## [PROVIDED TEXT]
+++
General characteristics
- Type: Design 1013 ship
- Tonnage: 5,435 GRT; 3,323 NRT; 8,435 DWT;
- Displacement: 12,186 tons (normal)
- Length: 410 ft 0 in (124.97 m)
- Beam: 54 ft 4 in (16.56 m)
- Draft: 24 ft 2 in (7.37 m) mean
- Depth: 27 ft 2 in (8.28 m)
- Installed power: 670 Nhp, 2,500 ihp
- Propulsion: Westinghouse Electric Co. steam turbine, double reduction geared to one screw
- Speed: 10+1⁄2 knots (12.1 mph; 19.4 km/h)
- Complement: 62
- Armament: During WWI; 1 × 5 in (127 mm) naval gun; 1 × 6-pounder gun;

= SS Wakulla =

Wakulla was a steam cargo ship built in 1918–1919 by Los Angeles Shipbuilding & Dry Dock Company of San Pedro for the United States Shipping Board as part of the wartime shipbuilding program of the Emergency Fleet Corporation (EFC) to restore the nation's Merchant Marine.

SS Wakulla was a steel-hulled, single-screw cargo vessel built under a contract from the United States Shipping Board (USSB) at Los Angeles, California, by the Los Angeles Shipbuilding and Drydock Company. She was launched on 14 January 1918. Acquired by the United States Navy on 22 June 1918 for World War I service, she was given Identification Number (Id. No.) 3147 and commissioned as USS Wakulla on 26 June 1918 at San Francisco, California, named for Wakulla County, FL.
+++
## [MATERIAL PROVIDED]
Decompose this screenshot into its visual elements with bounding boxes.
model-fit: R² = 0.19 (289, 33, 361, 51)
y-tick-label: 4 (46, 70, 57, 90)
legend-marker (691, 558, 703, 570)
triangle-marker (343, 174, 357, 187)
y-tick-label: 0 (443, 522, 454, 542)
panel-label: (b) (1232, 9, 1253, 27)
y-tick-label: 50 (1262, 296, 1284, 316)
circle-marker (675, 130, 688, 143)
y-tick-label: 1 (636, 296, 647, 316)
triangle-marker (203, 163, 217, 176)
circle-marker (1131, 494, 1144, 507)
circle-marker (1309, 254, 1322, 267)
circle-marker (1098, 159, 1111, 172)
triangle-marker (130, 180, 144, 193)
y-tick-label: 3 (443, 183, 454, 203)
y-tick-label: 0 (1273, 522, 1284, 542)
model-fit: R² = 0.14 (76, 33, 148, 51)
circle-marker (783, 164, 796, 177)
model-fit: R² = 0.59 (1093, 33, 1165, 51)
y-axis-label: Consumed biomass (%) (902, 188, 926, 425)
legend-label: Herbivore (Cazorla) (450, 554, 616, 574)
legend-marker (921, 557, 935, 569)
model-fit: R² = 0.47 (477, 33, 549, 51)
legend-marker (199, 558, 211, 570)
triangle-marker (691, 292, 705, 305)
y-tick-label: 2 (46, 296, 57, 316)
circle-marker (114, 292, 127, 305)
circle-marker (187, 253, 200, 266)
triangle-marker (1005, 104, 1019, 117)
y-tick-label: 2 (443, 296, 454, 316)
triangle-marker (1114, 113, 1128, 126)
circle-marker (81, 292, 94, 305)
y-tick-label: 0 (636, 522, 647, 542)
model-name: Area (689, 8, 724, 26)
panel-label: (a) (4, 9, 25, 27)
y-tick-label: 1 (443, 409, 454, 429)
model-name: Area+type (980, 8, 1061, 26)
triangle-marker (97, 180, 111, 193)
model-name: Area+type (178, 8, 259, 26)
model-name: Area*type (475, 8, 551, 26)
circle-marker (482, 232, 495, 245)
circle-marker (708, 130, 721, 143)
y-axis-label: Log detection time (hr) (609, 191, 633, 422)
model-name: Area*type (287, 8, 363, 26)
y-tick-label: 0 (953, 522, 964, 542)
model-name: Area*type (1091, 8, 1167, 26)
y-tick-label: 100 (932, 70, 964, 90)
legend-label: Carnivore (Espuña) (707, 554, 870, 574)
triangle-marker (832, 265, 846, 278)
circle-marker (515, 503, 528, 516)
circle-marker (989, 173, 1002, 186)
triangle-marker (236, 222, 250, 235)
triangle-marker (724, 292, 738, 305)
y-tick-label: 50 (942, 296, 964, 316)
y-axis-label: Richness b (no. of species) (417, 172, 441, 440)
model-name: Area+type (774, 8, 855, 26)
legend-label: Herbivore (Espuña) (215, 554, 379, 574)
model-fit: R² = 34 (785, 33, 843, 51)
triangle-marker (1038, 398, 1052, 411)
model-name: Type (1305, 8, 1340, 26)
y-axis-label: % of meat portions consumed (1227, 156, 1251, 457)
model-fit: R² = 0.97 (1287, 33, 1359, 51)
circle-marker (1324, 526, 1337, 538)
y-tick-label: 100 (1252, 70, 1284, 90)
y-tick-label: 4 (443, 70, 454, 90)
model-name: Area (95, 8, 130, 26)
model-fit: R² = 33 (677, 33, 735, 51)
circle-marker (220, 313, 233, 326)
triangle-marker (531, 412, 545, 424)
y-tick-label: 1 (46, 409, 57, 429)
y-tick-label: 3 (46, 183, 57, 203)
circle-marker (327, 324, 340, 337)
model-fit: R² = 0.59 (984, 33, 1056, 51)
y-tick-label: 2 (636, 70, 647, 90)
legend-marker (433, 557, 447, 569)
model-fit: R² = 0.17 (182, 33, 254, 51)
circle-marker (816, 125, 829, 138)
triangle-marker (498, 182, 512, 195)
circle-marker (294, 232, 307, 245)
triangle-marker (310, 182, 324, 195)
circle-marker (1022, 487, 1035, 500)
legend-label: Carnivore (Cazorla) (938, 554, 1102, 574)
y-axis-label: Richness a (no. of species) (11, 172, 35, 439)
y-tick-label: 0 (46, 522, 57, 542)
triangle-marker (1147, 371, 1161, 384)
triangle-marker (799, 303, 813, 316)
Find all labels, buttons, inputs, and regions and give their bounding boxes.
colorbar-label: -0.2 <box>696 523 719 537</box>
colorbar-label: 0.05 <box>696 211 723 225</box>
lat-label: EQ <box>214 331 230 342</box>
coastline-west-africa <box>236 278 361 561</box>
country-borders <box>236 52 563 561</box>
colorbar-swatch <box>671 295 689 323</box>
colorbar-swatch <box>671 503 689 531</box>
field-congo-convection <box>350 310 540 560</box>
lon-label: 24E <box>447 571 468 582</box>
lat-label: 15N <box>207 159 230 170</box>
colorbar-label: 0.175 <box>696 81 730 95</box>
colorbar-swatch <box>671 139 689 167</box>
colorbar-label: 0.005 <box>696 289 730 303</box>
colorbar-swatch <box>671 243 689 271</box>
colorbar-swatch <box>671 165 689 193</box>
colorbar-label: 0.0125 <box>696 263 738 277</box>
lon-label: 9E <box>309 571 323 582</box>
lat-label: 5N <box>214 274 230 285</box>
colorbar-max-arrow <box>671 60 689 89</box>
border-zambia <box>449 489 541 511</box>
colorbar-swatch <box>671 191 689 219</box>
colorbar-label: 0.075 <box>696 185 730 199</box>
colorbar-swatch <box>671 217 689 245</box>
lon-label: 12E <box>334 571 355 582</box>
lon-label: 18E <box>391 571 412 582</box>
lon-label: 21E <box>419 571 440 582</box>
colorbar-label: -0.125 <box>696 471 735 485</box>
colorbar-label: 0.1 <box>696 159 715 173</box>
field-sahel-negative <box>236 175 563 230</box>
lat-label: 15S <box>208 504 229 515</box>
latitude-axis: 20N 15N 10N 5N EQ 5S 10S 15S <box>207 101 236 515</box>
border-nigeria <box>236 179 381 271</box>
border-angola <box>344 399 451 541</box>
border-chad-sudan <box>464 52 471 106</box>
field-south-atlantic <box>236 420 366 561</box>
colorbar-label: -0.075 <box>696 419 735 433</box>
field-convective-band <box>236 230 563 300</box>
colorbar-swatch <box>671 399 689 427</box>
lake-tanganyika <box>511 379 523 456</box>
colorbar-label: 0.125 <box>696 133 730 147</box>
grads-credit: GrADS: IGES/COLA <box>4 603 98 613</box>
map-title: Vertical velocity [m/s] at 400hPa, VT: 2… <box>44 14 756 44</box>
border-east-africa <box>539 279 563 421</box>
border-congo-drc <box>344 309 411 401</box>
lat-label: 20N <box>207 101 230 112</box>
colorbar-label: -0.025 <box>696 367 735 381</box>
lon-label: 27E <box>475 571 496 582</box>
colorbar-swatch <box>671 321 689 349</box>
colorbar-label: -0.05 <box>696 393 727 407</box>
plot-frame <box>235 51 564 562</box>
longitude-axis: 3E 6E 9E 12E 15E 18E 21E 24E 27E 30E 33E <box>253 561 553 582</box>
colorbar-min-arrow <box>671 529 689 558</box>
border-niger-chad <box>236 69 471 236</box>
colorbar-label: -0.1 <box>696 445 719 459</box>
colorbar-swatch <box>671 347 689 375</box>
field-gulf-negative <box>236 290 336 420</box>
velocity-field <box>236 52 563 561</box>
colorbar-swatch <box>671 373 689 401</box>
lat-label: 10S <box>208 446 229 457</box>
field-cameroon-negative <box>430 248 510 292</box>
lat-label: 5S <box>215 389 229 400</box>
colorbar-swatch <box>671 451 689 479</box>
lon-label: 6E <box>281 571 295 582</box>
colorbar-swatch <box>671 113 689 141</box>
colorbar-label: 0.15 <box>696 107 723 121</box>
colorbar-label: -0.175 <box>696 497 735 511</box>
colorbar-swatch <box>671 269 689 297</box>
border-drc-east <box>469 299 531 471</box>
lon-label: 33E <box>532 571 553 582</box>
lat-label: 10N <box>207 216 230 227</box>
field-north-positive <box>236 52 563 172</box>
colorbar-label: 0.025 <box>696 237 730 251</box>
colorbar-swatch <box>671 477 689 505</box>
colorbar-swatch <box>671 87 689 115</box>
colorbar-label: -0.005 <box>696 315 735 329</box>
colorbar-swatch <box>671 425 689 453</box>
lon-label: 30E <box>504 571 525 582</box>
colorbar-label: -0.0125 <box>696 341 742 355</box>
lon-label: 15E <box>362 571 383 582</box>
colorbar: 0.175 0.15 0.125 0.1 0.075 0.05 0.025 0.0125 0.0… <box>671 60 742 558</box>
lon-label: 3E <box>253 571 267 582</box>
+++
## [EXERCISE DIRECTIONS]
Proceed with the text on SS Wakulla, picking up right after its final sentence.

## [WRITTEN ANSWER]
Wakulla loaded a capacity cargo of flour and departed for the United States East Coast on 21 July 1918. En route, she underwent repairs at Balboa, Panama, from 11 August 1918 to 18 August 1918. Making port at New York City on 27 August 1918, Wakulla bunkered, underwent further repairs, and sailed for Sydney, Nova Scotia, on 7 September 1918. On 13 September 1918, she joined a convoy bound for the British Isles and made arrival at Dublin, Ireland, on 29 September 1918.

After unloading her cargo there, Wakulla shifted to Liverpool, England, late in October 1918. Underway from Liverpool on 9 November 1918, Wakulla was en route to New York when the armistice of 11 November 1918 stilled the guns of World War I.

Loading a cargo of foodstuffs earmarked for the French government, Wakulla departed New York on 18 December 1918, only to turn back for repairs, arriving back at New York on 21 December 1918. She remained under repairs into 1919 before finally departing, sailing again for France on 28 January 1919. Arriving at Bordeaux on 19 February 1919, Wakulla discharged her cargo, loaded 1,000 tons of United States Army ordnance materiel, and departed France on 29 March 1919, bound for the United States. After arriving at New York on 13 April 1919, she was decommissioned at Hoboken, New Jersey, on 18 April 1919 and simultaneously struck from the Navy List.

Returned to the United States Shipping Board and once again becoming SS Wakulla, she operated actively out of Los Angeles, California, until 1923, when she was laid up, in reserve. She remained in this status until the first half of 1931 when, due to age and deterioration, she was scrapped at Baltimore, Maryland.